> _WHAT THE TASK ASKS_
Continue the ultracapacitor applications text below, picking up after its last sentence.

> _TEXT SECTION_
· · · ·

Ultracapacitor Applications and FAQ


LiCAP Ultracapacitor

Ultracapacitors and super capacitors are high power capacitors that store much more energy than a traditional capacitor and have incredible power attributes.  The scientific term for the technology is Electric Double Layer Capacitor (EDLC).  Instead of a chemical reaction like a battery to produce energy, the EDLC is a physical process shuttling ions from one side of the electrode to the other.  The physical process is very efficient and allows for a storage cell with 1000 times the life of the best lithium ion battery in cycles and 20 times the power output of the best lithium ion battery.  Because EDLCs or ultracapacitors do not rely on a chemical process to make energy, they have a wider operating temperature range spanning from -40℃ to 65℃.  The limiting factors of the ultracapacitor is low voltage and limited energy storage.

Where Ultracapacitors Shine

Ultracaps have many applications in rail as motive power.

Ultracapacitors work best where they can use their immense power.  Here are some good examples:

  1. THE TUGBOAT CONUNDRUM.  Tugboats have huge engines for their size as they have to push heavy loads such as large ships or barges.  Once the load is moving, the tugboat engine uses comparatively little effort for more than 90% of its operational time.  It is imperative that the tugboat has the power to move huge loads but that power is expensive to feed for more than 90% of its operational time.  What if there was a way to have the power AND be more efficient?  Ultracapacitors are the answer.  If the tugboat were electric, a string of ultracapacitors in parallel to the batteries would supply the brute power to move ships and the batteries or generator would supply the constant energy to keep the tugboat moving from point A to point B.

· · · ·

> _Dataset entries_
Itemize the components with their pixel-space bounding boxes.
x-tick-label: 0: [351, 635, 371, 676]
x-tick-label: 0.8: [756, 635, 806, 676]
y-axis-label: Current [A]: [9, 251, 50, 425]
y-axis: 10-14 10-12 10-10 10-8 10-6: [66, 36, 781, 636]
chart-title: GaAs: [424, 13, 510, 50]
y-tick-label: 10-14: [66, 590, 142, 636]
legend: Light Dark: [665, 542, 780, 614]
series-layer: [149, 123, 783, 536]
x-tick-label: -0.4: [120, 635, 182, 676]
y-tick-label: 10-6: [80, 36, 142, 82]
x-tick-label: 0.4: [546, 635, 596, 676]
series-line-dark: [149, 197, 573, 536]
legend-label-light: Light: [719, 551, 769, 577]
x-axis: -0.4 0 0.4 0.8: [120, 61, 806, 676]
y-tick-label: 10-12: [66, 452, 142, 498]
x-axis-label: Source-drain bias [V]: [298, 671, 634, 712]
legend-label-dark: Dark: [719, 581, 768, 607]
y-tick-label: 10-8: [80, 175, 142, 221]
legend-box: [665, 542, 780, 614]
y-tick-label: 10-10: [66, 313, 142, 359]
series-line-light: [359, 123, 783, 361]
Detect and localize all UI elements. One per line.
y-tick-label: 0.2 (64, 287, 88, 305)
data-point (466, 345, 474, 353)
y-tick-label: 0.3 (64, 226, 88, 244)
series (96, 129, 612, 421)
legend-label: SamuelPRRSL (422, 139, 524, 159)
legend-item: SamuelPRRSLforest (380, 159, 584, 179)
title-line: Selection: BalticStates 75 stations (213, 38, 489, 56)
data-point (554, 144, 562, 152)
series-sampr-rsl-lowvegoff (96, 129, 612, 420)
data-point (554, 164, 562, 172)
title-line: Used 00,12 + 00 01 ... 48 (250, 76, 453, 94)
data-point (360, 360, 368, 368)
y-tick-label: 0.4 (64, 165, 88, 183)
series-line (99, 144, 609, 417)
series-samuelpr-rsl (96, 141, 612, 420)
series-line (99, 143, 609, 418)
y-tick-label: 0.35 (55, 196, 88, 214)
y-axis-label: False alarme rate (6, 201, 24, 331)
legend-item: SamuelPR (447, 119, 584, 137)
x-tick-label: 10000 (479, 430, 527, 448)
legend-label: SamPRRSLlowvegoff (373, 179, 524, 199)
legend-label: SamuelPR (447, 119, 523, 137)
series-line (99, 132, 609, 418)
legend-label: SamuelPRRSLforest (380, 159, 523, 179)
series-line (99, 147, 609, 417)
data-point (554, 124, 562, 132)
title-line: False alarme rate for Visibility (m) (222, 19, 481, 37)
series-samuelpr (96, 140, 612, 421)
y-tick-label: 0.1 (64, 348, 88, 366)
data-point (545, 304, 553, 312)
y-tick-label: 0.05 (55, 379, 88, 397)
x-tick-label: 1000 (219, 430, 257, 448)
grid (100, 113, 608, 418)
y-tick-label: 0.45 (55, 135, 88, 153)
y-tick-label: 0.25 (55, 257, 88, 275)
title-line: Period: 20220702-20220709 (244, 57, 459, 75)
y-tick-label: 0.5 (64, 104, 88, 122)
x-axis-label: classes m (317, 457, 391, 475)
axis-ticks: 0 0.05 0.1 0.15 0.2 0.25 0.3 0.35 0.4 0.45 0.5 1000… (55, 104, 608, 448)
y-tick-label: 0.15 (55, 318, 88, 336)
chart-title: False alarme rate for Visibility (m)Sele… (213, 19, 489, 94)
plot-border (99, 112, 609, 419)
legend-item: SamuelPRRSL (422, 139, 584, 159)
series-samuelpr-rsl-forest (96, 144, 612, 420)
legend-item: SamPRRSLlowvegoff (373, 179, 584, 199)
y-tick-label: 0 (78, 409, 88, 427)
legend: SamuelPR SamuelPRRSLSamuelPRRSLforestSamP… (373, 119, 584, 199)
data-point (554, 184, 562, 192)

· · · ·

> _RESPONSE TO THE TASK_
  2. PRESERVING BATTERIES and extending the operating time of battery operated vehicles and equipment is what ultracapacitors are uniquely suited.  Ultracapacitors in parallel with battery strings will take on the high power spikes and preserve the battery from heavy loads allowing the battery to work just at its perfect rated output.  High power requirements such as starting and accelerating cause the battery to work hard and create heat which reduces run time and battery life.  Ultracapaitors have been proven to double the battery life regardless of the chemical makeup of the battery and extend the run time as much as 25%.  
  3. ENGINE STARTING POWER comes from the ultracapacitor's high power.  Twenty times the power of a lithium ion battery and nearly 150 times the power of a lead acid battery allows ultracapacitor batteries to start small and large engines with ease.  This is a popular application of late as ultracapacitors work well at extreme temperatures from -40℃ to 65℃.  Ultracapacitors can also improve engine performance by giving components such as electronic fuel injectors and ignition coils unrestricted flow of current.  In addition, the alternator charges the capacitors immediately therefore limiting the alternator drag on the engine.  
  4. POWER CONDITIONING is a byproduct of the ultra capacitor's ability to take abuse and heavy loads over 1 million times during its life.  In Wind Energy and Solar power systems, the energy generated is in DC and intermittent.  Ultracapacitors can work between the energy source and the power grid to condition the power before it is put into the grid.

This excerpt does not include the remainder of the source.